* [Required task]
Extract the listing in its entirety, keeping each line identical to the original.

[Start of Information shown]

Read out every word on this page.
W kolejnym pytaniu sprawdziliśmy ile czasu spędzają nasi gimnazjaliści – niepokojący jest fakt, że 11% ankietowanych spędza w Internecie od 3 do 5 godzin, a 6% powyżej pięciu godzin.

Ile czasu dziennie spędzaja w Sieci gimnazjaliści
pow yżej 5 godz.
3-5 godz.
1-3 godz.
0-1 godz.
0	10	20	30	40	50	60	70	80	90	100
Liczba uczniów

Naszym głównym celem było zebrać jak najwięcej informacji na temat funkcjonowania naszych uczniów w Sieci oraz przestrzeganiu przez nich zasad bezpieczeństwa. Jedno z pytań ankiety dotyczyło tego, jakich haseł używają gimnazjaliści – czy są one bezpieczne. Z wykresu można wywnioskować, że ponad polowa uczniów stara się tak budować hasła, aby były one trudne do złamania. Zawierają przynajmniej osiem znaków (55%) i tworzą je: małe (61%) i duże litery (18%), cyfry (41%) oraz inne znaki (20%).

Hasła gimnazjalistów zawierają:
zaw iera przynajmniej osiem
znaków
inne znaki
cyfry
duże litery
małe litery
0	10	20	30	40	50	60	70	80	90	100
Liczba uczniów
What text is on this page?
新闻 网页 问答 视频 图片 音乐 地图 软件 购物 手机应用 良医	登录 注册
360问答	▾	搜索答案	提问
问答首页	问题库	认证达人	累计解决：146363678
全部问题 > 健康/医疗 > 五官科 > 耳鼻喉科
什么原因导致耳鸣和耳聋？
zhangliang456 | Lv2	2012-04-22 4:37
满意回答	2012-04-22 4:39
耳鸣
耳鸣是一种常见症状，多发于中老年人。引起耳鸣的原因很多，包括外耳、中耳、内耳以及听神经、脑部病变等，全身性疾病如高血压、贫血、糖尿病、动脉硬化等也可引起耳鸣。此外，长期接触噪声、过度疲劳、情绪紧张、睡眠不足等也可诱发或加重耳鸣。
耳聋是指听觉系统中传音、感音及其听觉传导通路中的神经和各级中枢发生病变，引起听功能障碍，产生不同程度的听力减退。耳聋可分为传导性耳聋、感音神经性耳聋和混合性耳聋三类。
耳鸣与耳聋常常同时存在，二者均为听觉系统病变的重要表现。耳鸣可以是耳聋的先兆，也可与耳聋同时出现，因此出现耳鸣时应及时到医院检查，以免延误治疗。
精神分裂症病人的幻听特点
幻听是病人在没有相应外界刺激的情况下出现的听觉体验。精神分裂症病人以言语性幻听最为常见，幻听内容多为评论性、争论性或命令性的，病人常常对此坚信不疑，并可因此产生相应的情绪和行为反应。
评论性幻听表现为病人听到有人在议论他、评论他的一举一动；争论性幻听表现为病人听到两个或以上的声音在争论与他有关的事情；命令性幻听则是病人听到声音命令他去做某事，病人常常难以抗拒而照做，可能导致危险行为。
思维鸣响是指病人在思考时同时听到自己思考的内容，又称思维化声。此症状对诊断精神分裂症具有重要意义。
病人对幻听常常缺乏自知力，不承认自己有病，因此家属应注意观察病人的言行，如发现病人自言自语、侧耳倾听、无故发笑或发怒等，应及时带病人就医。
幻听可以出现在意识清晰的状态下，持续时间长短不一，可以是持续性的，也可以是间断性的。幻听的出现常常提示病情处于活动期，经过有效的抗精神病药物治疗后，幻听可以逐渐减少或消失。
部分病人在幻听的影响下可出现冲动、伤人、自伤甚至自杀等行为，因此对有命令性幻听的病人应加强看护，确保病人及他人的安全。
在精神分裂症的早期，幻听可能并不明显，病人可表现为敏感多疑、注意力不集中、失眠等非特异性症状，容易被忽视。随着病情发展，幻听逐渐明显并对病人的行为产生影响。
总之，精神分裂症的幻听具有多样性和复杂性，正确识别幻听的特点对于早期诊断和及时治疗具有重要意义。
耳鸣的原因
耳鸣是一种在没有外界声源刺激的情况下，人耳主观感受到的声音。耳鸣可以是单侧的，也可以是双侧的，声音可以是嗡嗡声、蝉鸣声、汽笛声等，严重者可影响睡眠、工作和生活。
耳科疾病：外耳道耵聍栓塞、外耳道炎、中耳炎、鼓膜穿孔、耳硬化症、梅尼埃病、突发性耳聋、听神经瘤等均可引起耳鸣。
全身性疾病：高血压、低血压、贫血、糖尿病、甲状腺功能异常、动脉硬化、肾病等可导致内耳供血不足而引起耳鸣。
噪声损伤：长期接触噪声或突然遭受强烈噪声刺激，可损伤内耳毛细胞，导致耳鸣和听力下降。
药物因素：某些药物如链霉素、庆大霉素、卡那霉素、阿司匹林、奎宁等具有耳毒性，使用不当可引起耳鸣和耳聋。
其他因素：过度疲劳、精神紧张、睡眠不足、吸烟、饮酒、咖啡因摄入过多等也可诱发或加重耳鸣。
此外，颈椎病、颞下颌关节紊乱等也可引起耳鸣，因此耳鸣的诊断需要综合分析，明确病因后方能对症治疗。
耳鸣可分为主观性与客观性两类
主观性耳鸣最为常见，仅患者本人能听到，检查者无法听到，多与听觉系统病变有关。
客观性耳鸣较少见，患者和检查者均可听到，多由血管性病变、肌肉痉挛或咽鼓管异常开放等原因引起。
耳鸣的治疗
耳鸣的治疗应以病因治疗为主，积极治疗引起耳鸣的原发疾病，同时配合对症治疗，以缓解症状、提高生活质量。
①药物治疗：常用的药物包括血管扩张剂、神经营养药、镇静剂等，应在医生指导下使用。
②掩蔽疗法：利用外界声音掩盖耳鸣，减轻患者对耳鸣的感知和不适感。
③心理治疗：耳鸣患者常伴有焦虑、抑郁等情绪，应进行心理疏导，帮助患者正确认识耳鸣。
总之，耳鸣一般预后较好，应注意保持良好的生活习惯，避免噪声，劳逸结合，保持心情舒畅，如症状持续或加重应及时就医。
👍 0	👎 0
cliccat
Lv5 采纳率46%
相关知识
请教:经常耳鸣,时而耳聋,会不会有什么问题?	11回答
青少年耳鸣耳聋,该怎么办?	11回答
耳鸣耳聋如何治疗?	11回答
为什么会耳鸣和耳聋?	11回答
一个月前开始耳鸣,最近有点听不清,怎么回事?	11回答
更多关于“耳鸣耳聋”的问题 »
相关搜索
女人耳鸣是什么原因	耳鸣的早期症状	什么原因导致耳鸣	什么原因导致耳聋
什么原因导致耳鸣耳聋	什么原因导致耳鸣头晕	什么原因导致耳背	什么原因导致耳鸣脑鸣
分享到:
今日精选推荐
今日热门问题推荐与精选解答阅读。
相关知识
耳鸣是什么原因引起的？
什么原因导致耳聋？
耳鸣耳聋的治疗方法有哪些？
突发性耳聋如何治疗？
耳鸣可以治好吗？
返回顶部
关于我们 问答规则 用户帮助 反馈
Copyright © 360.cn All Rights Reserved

[End of Information shown]

* [Exercise result]
Read out every word on this page.
W kolejnym pytaniu sprawdziliśmy ile czasu spędzają nasi gimnazjaliści – niepokojący jest fakt, że 11% ankietowanych spędza w Internecie od 3 do 5 godzin, a 6% powyżej pięciu godzin.

Ile czasu dziennie spędzaja w Sieci gimnazjaliści
pow yżej 5 godz.
3-5 godz.
1-3 godz.
0-1 godz.
0	10	20	30	40	50	60	70	80	90	100
Liczba uczniów

Naszym głównym celem było zebrać jak najwięcej informacji na temat funkcjonowania naszych uczniów w Sieci oraz przestrzeganiu przez nich zasad bezpieczeństwa. Jedno z pytań ankiety dotyczyło tego, jakich haseł używają gimnazjaliści – czy są one bezpieczne. Z wykresu można wywnioskować, że ponad polowa uczniów stara się tak budować hasła, aby były one trudne do złamania. Zawierają przynajmniej osiem znaków (55%) i tworzą je: małe (61%) i duże litery (18%), cyfry (41%) oraz inne znaki (20%).

Hasła gimnazjalistów zawierają:
zaw iera przynajmniej osiem
znaków
inne znaki
cyfry
duże litery
małe litery
0	10	20	30	40	50	60	70	80	90	100
Liczba uczniów
What text is on this page?
新闻 网页 问答 视频 图片 音乐 地图 软件 购物 手机应用 良医	登录 注册
360问答	▾	搜索答案	提问
问答首页	问题库	认证达人	累计解决：146363678
全部问题 > 健康/医疗 > 五官科 > 耳鼻喉科
什么原因导致耳鸣和耳聋？
zhangliang456 | Lv2	2012-04-22 4:37
满意回答	2012-04-22 4:39
耳鸣
耳鸣是一种常见症状，多发于中老年人。引起耳鸣的原因很多，包括外耳、中耳、内耳以及听神经、脑部病变等，全身性疾病如高血压、贫血、糖尿病、动脉硬化等也可引起耳鸣。此外，长期接触噪声、过度疲劳、情绪紧张、睡眠不足等也可诱发或加重耳鸣。
耳聋是指听觉系统中传音、感音及其听觉传导通路中的神经和各级中枢发生病变，引起听功能障碍，产生不同程度的听力减退。耳聋可分为传导性耳聋、感音神经性耳聋和混合性耳聋三类。
耳鸣与耳聋常常同时存在，二者均为听觉系统病变的重要表现。耳鸣可以是耳聋的先兆，也可与耳聋同时出现，因此出现耳鸣时应及时到医院检查，以免延误治疗。
精神分裂症病人的幻听特点
幻听是病人在没有相应外界刺激的情况下出现的听觉体验。精神分裂症病人以言语性幻听最为常见，幻听内容多为评论性、争论性或命令性的，病人常常对此坚信不疑，并可因此产生相应的情绪和行为反应。
评论性幻听表现为病人听到有人在议论他、评论他的一举一动；争论性幻听表现为病人听到两个或以上的声音在争论与他有关的事情；命令性幻听则是病人听到声音命令他去做某事，病人常常难以抗拒而照做，可能导致危险行为。
思维鸣响是指病人在思考时同时听到自己思考的内容，又称思维化声。此症状对诊断精神分裂症具有重要意义。
病人对幻听常常缺乏自知力，不承认自己有病，因此家属应注意观察病人的言行，如发现病人自言自语、侧耳倾听、无故发笑或发怒等，应及时带病人就医。
幻听可以出现在意识清晰的状态下，持续时间长短不一，可以是持续性的，也可以是间断性的。幻听的出现常常提示病情处于活动期，经过有效的抗精神病药物治疗后，幻听可以逐渐减少或消失。
部分病人在幻听的影响下可出现冲动、伤人、自伤甚至自杀等行为，因此对有命令性幻听的病人应加强看护，确保病人及他人的安全。
在精神分裂症的早期，幻听可能并不明显，病人可表现为敏感多疑、注意力不集中、失眠等非特异性症状，容易被忽视。随着病情发展，幻听逐渐明显并对病人的行为产生影响。
总之，精神分裂症的幻听具有多样性和复杂性，正确识别幻听的特点对于早期诊断和及时治疗具有重要意义。
耳鸣的原因
耳鸣是一种在没有外界声源刺激的情况下，人耳主观感受到的声音。耳鸣可以是单侧的，也可以是双侧的，声音可以是嗡嗡声、蝉鸣声、汽笛声等，严重者可影响睡眠、工作和生活。
耳科疾病：外耳道耵聍栓塞、外耳道炎、中耳炎、鼓膜穿孔、耳硬化症、梅尼埃病、突发性耳聋、听神经瘤等均可引起耳鸣。
全身性疾病：高血压、低血压、贫血、糖尿病、甲状腺功能异常、动脉硬化、肾病等可导致内耳供血不足而引起耳鸣。
噪声损伤：长期接触噪声或突然遭受强烈噪声刺激，可损伤内耳毛细胞，导致耳鸣和听力下降。
药物因素：某些药物如链霉素、庆大霉素、卡那霉素、阿司匹林、奎宁等具有耳毒性，使用不当可引起耳鸣和耳聋。
其他因素：过度疲劳、精神紧张、睡眠不足、吸烟、饮酒、咖啡因摄入过多等也可诱发或加重耳鸣。
此外，颈椎病、颞下颌关节紊乱等也可引起耳鸣，因此耳鸣的诊断需要综合分析，明确病因后方能对症治疗。
耳鸣可分为主观性与客观性两类
主观性耳鸣最为常见，仅患者本人能听到，检查者无法听到，多与听觉系统病变有关。
客观性耳鸣较少见，患者和检查者均可听到，多由血管性病变、肌肉痉挛或咽鼓管异常开放等原因引起。
耳鸣的治疗
耳鸣的治疗应以病因治疗为主，积极治疗引起耳鸣的原发疾病，同时配合对症治疗，以缓解症状、提高生活质量。
①药物治疗：常用的药物包括血管扩张剂、神经营养药、镇静剂等，应在医生指导下使用。
②掩蔽疗法：利用外界声音掩盖耳鸣，减轻患者对耳鸣的感知和不适感。
③心理治疗：耳鸣患者常伴有焦虑、抑郁等情绪，应进行心理疏导，帮助患者正确认识耳鸣。
总之，耳鸣一般预后较好，应注意保持良好的生活习惯，避免噪声，劳逸结合，保持心情舒畅，如症状持续或加重应及时就医。
👍 0	👎 0
cliccat
Lv5 采纳率46%
相关知识
请教:经常耳鸣,时而耳聋,会不会有什么问题?	11回答
青少年耳鸣耳聋,该怎么办?	11回答
耳鸣耳聋如何治疗?	11回答
为什么会耳鸣和耳聋?	11回答
一个月前开始耳鸣,最近有点听不清,怎么回事?	11回答
更多关于“耳鸣耳聋”的问题 »
相关搜索
女人耳鸣是什么原因	耳鸣的早期症状	什么原因导致耳鸣	什么原因导致耳聋
什么原因导致耳鸣耳聋	什么原因导致耳鸣头晕	什么原因导致耳背	什么原因导致耳鸣脑鸣
分享到:
今日精选推荐
今日热门问题推荐与精选解答阅读。
相关知识
耳鸣是什么原因引起的？
什么原因导致耳聋？
耳鸣耳聋的治疗方法有哪些？
突发性耳聋如何治疗？
耳鸣可以治好吗？
返回顶部
关于我们 问答规则 用户帮助 反馈
Copyright © 360.cn All Rights Reserved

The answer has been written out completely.